Take the data below and repeat it exactly.

::: DATA EXTRACT :::

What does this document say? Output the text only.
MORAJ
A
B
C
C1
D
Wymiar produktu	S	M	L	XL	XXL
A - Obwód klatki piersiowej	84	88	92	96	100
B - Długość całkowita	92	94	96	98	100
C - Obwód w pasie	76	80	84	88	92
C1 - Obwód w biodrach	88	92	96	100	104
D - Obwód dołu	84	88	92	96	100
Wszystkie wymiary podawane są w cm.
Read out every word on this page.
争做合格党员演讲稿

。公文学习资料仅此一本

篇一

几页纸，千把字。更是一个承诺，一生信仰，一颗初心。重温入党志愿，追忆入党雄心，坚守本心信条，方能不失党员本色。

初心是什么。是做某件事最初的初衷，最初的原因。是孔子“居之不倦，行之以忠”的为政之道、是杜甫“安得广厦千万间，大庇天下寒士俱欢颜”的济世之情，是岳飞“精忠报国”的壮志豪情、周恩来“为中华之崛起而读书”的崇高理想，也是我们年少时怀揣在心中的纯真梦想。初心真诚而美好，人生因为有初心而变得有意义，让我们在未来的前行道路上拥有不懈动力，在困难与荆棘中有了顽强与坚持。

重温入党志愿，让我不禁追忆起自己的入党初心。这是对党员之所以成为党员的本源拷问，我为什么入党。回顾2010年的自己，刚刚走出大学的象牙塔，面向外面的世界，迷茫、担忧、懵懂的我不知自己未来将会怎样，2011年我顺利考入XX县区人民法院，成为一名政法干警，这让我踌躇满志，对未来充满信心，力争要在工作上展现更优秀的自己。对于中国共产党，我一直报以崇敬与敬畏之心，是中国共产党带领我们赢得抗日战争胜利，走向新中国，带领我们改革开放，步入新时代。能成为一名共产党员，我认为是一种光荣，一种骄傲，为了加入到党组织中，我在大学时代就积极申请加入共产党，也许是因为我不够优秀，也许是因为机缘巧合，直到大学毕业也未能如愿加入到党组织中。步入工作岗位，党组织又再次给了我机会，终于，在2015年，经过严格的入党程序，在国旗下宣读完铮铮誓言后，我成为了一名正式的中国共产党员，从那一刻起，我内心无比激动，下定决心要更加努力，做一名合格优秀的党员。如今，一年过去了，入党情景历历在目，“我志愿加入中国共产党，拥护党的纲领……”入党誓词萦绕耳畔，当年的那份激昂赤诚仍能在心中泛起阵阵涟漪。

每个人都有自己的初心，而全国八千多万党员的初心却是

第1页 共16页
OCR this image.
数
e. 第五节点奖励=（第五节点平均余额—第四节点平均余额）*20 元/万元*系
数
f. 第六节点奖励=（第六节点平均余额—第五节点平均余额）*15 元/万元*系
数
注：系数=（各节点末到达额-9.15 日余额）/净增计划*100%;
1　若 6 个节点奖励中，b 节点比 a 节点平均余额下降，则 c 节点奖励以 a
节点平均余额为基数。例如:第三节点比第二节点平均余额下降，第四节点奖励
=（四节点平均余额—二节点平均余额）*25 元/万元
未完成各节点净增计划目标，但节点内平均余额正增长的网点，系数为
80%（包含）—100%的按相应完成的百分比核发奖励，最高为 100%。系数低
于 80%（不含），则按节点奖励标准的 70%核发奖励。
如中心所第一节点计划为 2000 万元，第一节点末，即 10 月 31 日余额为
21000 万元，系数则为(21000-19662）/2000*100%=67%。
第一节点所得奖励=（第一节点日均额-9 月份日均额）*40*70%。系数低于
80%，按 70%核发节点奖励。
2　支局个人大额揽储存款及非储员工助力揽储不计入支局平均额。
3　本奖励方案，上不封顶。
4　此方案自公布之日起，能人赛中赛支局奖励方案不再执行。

:::

*SOLUTION FOR THIS EXERCISE*.
What does this document say? Output the text only.
MORAJ
A
B
C
C1
D
Wymiar produktu	S	M	L	XL	XXL
A - Obwód klatki piersiowej	84	88	92	96	100
B - Długość całkowita	92	94	96	98	100
C - Obwód w pasie	76	80	84	88	92
C1 - Obwód w biodrach	88	92	96	100	104
D - Obwód dołu	84	88	92	96	100
Wszystkie wymiary podawane są w cm.
Read out every word on this page.
争做合格党员演讲稿

。公文学习资料仅此一本

篇一

几页纸，千把字。更是一个承诺，一生信仰，一颗初心。重温入党志愿，追忆入党雄心，坚守本心信条，方能不失党员本色。

初心是什么。是做某件事最初的初衷，最初的原因。是孔子“居之不倦，行之以忠”的为政之道、是杜甫“安得广厦千万间，大庇天下寒士俱欢颜”的济世之情，是岳飞“精忠报国”的壮志豪情、周恩来“为中华之崛起而读书”的崇高理想，也是我们年少时怀揣在心中的纯真梦想。初心真诚而美好，人生因为有初心而变得有意义，让我们在未来的前行道路上拥有不懈动力，在困难与荆棘中有了顽强与坚持。

重温入党志愿，让我不禁追忆起自己的入党初心。这是对党员之所以成为党员的本源拷问，我为什么入党。回顾2010年的自己，刚刚走出大学的象牙塔，面向外面的世界，迷茫、担忧、懵懂的我不知自己未来将会怎样，2011年我顺利考入XX县区人民法院，成为一名政法干警，这让我踌躇满志，对未来充满信心，力争要在工作上展现更优秀的自己。对于中国共产党，我一直报以崇敬与敬畏之心，是中国共产党带领我们赢得抗日战争胜利，走向新中国，带领我们改革开放，步入新时代。能成为一名共产党员，我认为是一种光荣，一种骄傲，为了加入到党组织中，我在大学时代就积极申请加入共产党，也许是因为我不够优秀，也许是因为机缘巧合，直到大学毕业也未能如愿加入到党组织中。步入工作岗位，党组织又再次给了我机会，终于，在2015年，经过严格的入党程序，在国旗下宣读完铮铮誓言后，我成为了一名正式的中国共产党员，从那一刻起，我内心无比激动，下定决心要更加努力，做一名合格优秀的党员。如今，一年过去了，入党情景历历在目，“我志愿加入中国共产党，拥护党的纲领……”入党誓词萦绕耳畔，当年的那份激昂赤诚仍能在心中泛起阵阵涟漪。

每个人都有自己的初心，而全国八千多万党员的初心却是

第1页 共16页
OCR this image.
数
e. 第五节点奖励=（第五节点平均余额—第四节点平均余额）*20 元/万元*系
数
f. 第六节点奖励=（第六节点平均余额—第五节点平均余额）*15 元/万元*系
数
注：系数=（各节点末到达额-9.15 日余额）/净增计划*100%;
1　若 6 个节点奖励中，b 节点比 a 节点平均余额下降，则 c 节点奖励以 a
节点平均余额为基数。例如:第三节点比第二节点平均余额下降，第四节点奖励
=（四节点平均余额—二节点平均余额）*25 元/万元
未完成各节点净增计划目标，但节点内平均余额正增长的网点，系数为
80%（包含）—100%的按相应完成的百分比核发奖励，最高为 100%。系数低
于 80%（不含），则按节点奖励标准的 70%核发奖励。
如中心所第一节点计划为 2000 万元，第一节点末，即 10 月 31 日余额为
21000 万元，系数则为(21000-19662）/2000*100%=67%。
第一节点所得奖励=（第一节点日均额-9 月份日均额）*40*70%。系数低于
80%，按 70%核发节点奖励。
2　支局个人大额揽储存款及非储员工助力揽储不计入支局平均额。
3　本奖励方案，上不封顶。
4　此方案自公布之日起，能人赛中赛支局奖励方案不再执行。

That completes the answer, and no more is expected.